## Provided data
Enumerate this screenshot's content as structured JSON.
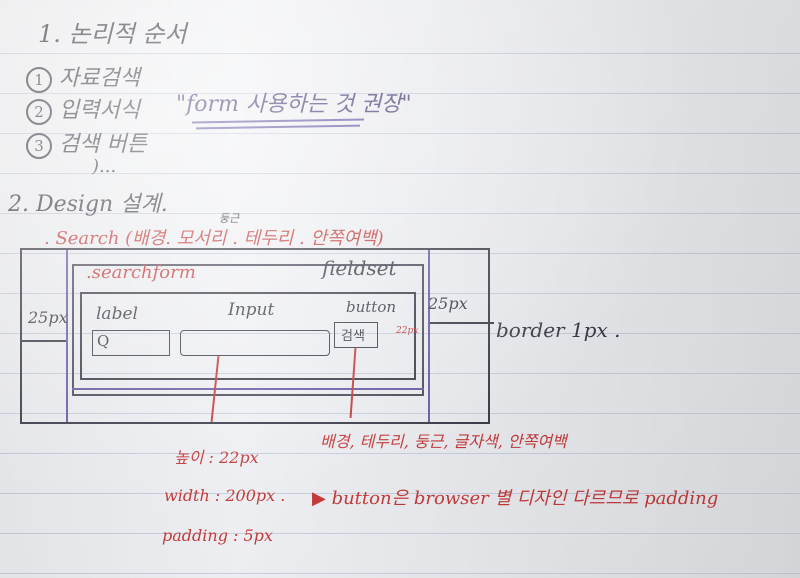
{
  "heading1": "1. 논리적 순서",
  "steps": [
    {
      "num": "1",
      "text": "자료검색"
    },
    {
      "num": "2",
      "text": "입력서식"
    },
    {
      "num": "3",
      "text": "검색 버튼"
    }
  ],
  "ellipsis": ")...",
  "quote": "\"form 사용하는 것 권장\"",
  "heading2": "2. Design 설계.",
  "search_class": ". Search (배경. 모서리 . 테두리 . 안쪽여백)",
  "search_class_superscript": "둥근",
  "search_form_label": ".searchform",
  "fieldset_label": "fieldset",
  "label_label": "label",
  "input_label": "Input",
  "button_label": "button",
  "label_icon": "Q",
  "button_text": "검색",
  "button_small_note": "22px",
  "left_margin": "25px",
  "right_margin": "25px",
  "border_note": "border 1px .",
  "input_notes": [
    "높이 : 22px",
    "width : 200px .",
    "padding : 5px"
  ],
  "button_notes": "배경, 테두리, 둥근, 글자색, 안쪽여백",
  "bottom_note": "▶ button은 browser 별 디자인 다르므로 padding",
  "colors": {
    "pencil": "#3c3c4a",
    "purple": "#4b3f7a",
    "red": "#c63a3a"
  }
}
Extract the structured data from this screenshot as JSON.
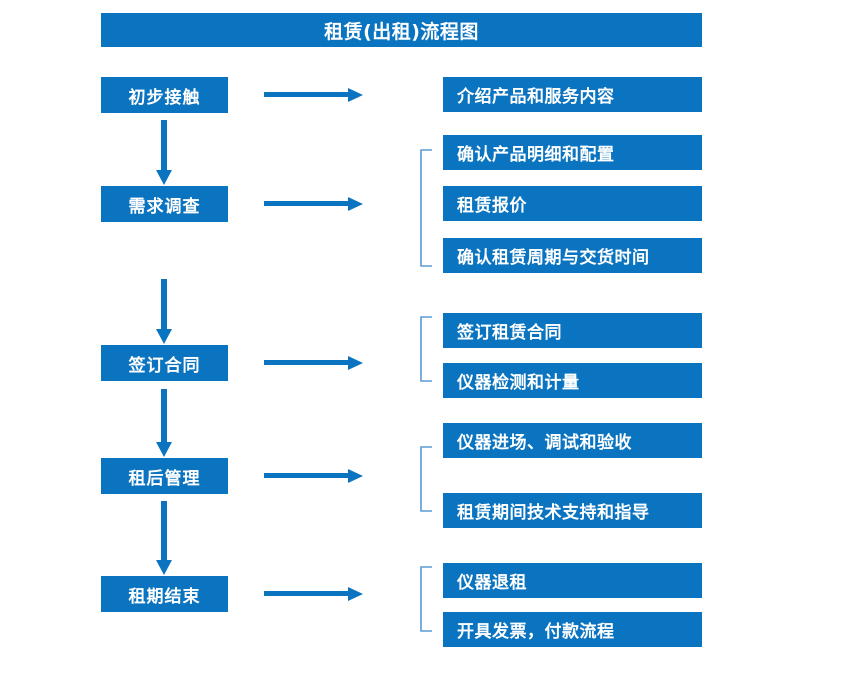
{
  "title": "租赁(出租)流程图",
  "theme": {
    "box_blue": "#0b74c0",
    "arrow_blue": "#0b74c0",
    "bracket_blue": "#5b9bd5",
    "text_white": "#ffffff",
    "background": "#ffffff"
  },
  "stages": [
    {
      "label": "初步接触"
    },
    {
      "label": "需求调查"
    },
    {
      "label": "签订合同"
    },
    {
      "label": "租后管理"
    },
    {
      "label": "租期结束"
    }
  ],
  "groups": [
    {
      "stage": "初步接触",
      "has_bracket": false,
      "items": [
        {
          "label": "介绍产品和服务内容"
        }
      ]
    },
    {
      "stage": "需求调查",
      "has_bracket": true,
      "items": [
        {
          "label": "确认产品明细和配置"
        },
        {
          "label": "租赁报价"
        },
        {
          "label": "确认租赁周期与交货时间"
        }
      ]
    },
    {
      "stage": "签订合同",
      "has_bracket": true,
      "items": [
        {
          "label": "签订租赁合同"
        },
        {
          "label": "仪器检测和计量"
        }
      ]
    },
    {
      "stage": "租后管理",
      "has_bracket": true,
      "items": [
        {
          "label": "仪器进场、调试和验收"
        },
        {
          "label": "租赁期间技术支持和指导"
        }
      ]
    },
    {
      "stage": "租期结束",
      "has_bracket": true,
      "items": [
        {
          "label": "仪器退租"
        },
        {
          "label": "开具发票，付款流程"
        }
      ]
    }
  ],
  "connectors": {
    "horizontal_arrow_count": 5,
    "vertical_arrow_count": 4
  }
}
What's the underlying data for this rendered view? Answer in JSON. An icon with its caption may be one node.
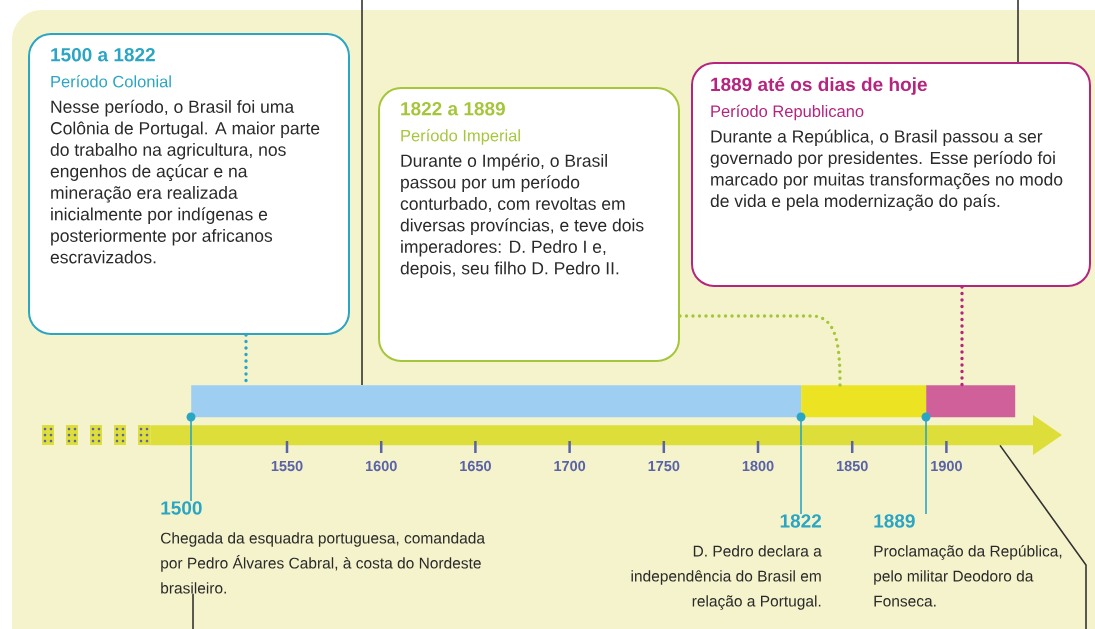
{
  "diagram": {
    "nodes": [
      {
        "text": [
          "1500 a 1822",
          "Período Colonial",
          "Nesse período, o Brasil foi uma Colônia de Portugal. A maior parte do trabalho na agricultura, nos engenhos de açúcar e na mineração era realizada inicialmente por indígenas e posteriormente por africanos escravizados."
        ]
      },
      {
        "text": [
          "1822 a 1889",
          "Período Imperial",
          "Durante o Império, o Brasil passou por um período conturbado, com revoltas em diversas províncias, e teve dois imperadores: D. Pedro I e, depois, seu filho D. Pedro II."
        ]
      },
      {
        "text": [
          "1889 até os dias de hoje",
          "Período Republicano",
          "Durante a República, o Brasil passou a ser governado por presidentes. Esse período foi marcado por muitas transformações no modo de vida e pela modernização do país."
        ]
      },
      {
        "text": [],
        "shape": "bar"
      },
      {
        "text": [],
        "shape": "bar"
      },
      {
        "text": [],
        "shape": "bar"
      },
      {
        "text": [
          "1500",
          "Chegada da esquadra portuguesa, comandada por Pedro Álvares Cabral, à costa do Nordeste brasileiro."
        ]
      },
      {
        "text": [
          "1822",
          "D. Pedro declara a independência do Brasil em relação a Portugal."
        ]
      },
      {
        "text": [
          "1889",
          "Proclamação da República, pelo militar Deodoro da Fonseca."
        ]
      },
      {
        "text": [],
        "shape": "arrow"
      }
    ],
    "edges": [
      {
        "from": 0,
        "to": 3,
        "arrow": "none",
        "style": "dashed",
        "color": "#2ba5c4"
      },
      {
        "from": 1,
        "to": 4,
        "arrow": "none",
        "style": "dashed",
        "color": "#a5c63b"
      },
      {
        "from": 2,
        "to": 5,
        "arrow": "none",
        "style": "dashed",
        "color": "#b5247e"
      },
      {
        "from": 6,
        "to": 9,
        "arrow": "none",
        "color": "#2ba5c4"
      },
      {
        "from": 7,
        "to": 9,
        "arrow": "none",
        "color": "#2ba5c4"
      },
      {
        "from": 8,
        "to": 9,
        "arrow": "none",
        "color": "#2ba5c4"
      },
      {
        "from": null,
        "to": 3,
        "arrow": "none",
        "color": "#333333"
      },
      {
        "from": null,
        "to": 2,
        "arrow": "none",
        "color": "#333333"
      },
      {
        "from": 6,
        "to": null,
        "arrow": "none",
        "color": "#333333"
      },
      {
        "from": null,
        "to": 9,
        "arrow": "none",
        "color": "#333333"
      }
    ],
    "labels": [
      "1550",
      "1600",
      "1650",
      "1700",
      "1750",
      "1800",
      "1850",
      "1900"
    ]
  }
}
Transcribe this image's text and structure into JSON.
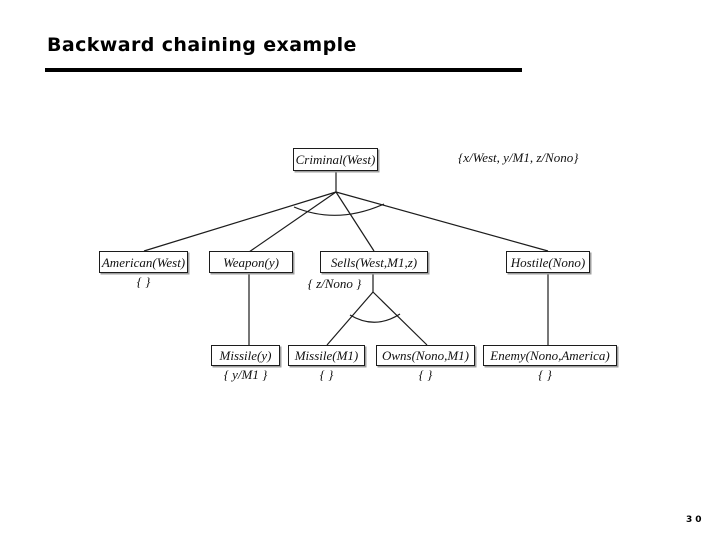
{
  "slide": {
    "title": "Backward chaining example",
    "page_number": "30"
  },
  "tree": {
    "root_binding": "{x/West, y/M1, z/Nono}",
    "nodes": {
      "criminal": {
        "label": "Criminal(West)"
      },
      "american": {
        "label": "American(West)",
        "substitution": "{ }"
      },
      "weapon": {
        "label": "Weapon(y)"
      },
      "sells": {
        "label": "Sells(West,M1,z)",
        "substitution": "{ z/Nono }"
      },
      "hostile": {
        "label": "Hostile(Nono)"
      },
      "missile_y": {
        "label": "Missile(y)",
        "substitution": "{ y/M1 }"
      },
      "missile_m1": {
        "label": "Missile(M1)",
        "substitution": "{ }"
      },
      "owns": {
        "label": "Owns(Nono,M1)",
        "substitution": "{ }"
      },
      "enemy": {
        "label": "Enemy(Nono,America)",
        "substitution": "{ }"
      }
    },
    "edges": [
      "Criminal(West) -> AND[American(West), Weapon(y), Sells(West,M1,z), Hostile(Nono)]",
      "Weapon(y) -> Missile(y)",
      "Sells(West,M1,z) -> AND[Missile(M1), Owns(Nono,M1)]",
      "Hostile(Nono) -> Enemy(Nono,America)"
    ]
  },
  "colors": {
    "background": "#ffffff",
    "line": "#1c1c1c",
    "text": "#111111",
    "box_shadow": "#9f9f9f"
  }
}
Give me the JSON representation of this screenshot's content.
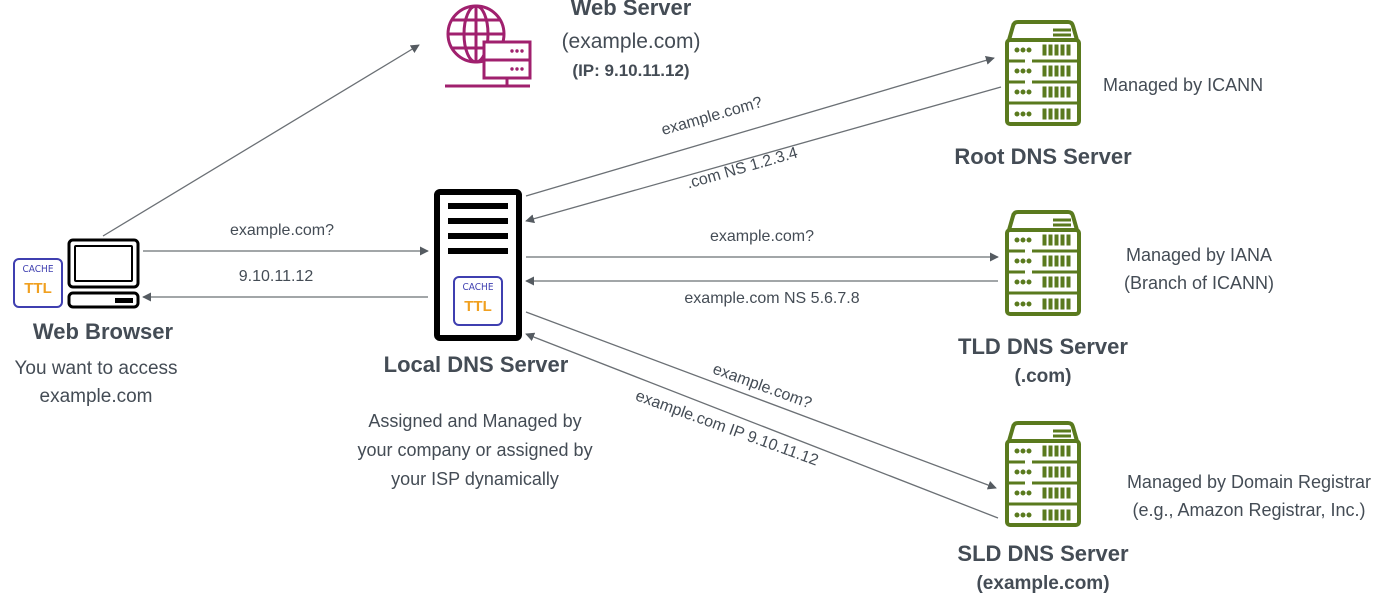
{
  "colors": {
    "arrow": "#555b61",
    "text": "#444c55",
    "web_server_icon": "#a0206e",
    "dns_server_icon": "#5a7a1e",
    "cache_border": "#3f3fb0",
    "ttl_text": "#f0a020",
    "local_server_outline": "#000000"
  },
  "nodes": {
    "web_browser": {
      "icon": "computer-icon",
      "title": "Web Browser",
      "note_lines": [
        "You want to access",
        "example.com"
      ],
      "cache": {
        "label": "CACHE",
        "ttl": "TTL"
      }
    },
    "web_server": {
      "icon": "web-server-globe-icon",
      "title": "Web Server",
      "domain": "(example.com)",
      "ip": "(IP: 9.10.11.12)"
    },
    "local_dns": {
      "icon": "local-server-icon",
      "title": "Local DNS Server",
      "note_lines": [
        "Assigned and Managed by",
        "your company or assigned by",
        "your ISP dynamically"
      ],
      "cache": {
        "label": "CACHE",
        "ttl": "TTL"
      }
    },
    "root_dns": {
      "icon": "dns-server-rack-icon",
      "title": "Root DNS Server",
      "managed_lines": [
        "Managed by ICANN"
      ]
    },
    "tld_dns": {
      "icon": "dns-server-rack-icon",
      "title": "TLD DNS Server",
      "subtitle": "(.com)",
      "managed_lines": [
        "Managed by IANA",
        "(Branch of ICANN)"
      ]
    },
    "sld_dns": {
      "icon": "dns-server-rack-icon",
      "title": "SLD DNS Server",
      "subtitle": "(example.com)",
      "managed_lines": [
        "Managed by Domain Registrar",
        "(e.g., Amazon Registrar, Inc.)"
      ]
    }
  },
  "edges": [
    {
      "from": "web_browser",
      "to": "web_server",
      "label": ""
    },
    {
      "from": "web_browser",
      "to": "local_dns",
      "label": "example.com?"
    },
    {
      "from": "local_dns",
      "to": "web_browser",
      "label": "9.10.11.12"
    },
    {
      "from": "local_dns",
      "to": "root_dns",
      "label": "example.com?"
    },
    {
      "from": "root_dns",
      "to": "local_dns",
      "label": ".com NS 1.2.3.4"
    },
    {
      "from": "local_dns",
      "to": "tld_dns",
      "label": "example.com?"
    },
    {
      "from": "tld_dns",
      "to": "local_dns",
      "label": "example.com NS 5.6.7.8"
    },
    {
      "from": "local_dns",
      "to": "sld_dns",
      "label": "example.com?"
    },
    {
      "from": "sld_dns",
      "to": "local_dns",
      "label": "example.com IP 9.10.11.12"
    }
  ]
}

## Problem statement
From the records above, pull out each line that has "Durante".

## Full response
          "Durante o Império, o Brasil passou por um período conturbado, com revoltas em diversas províncias, e teve dois imperadores: D. Pedro I e, depois, seu filho D. Pedro II."
          "Durante a República, o Brasil passou a ser governado por presidentes. Esse período foi marcado por muitas transformações no modo de vida e pela modernização do país."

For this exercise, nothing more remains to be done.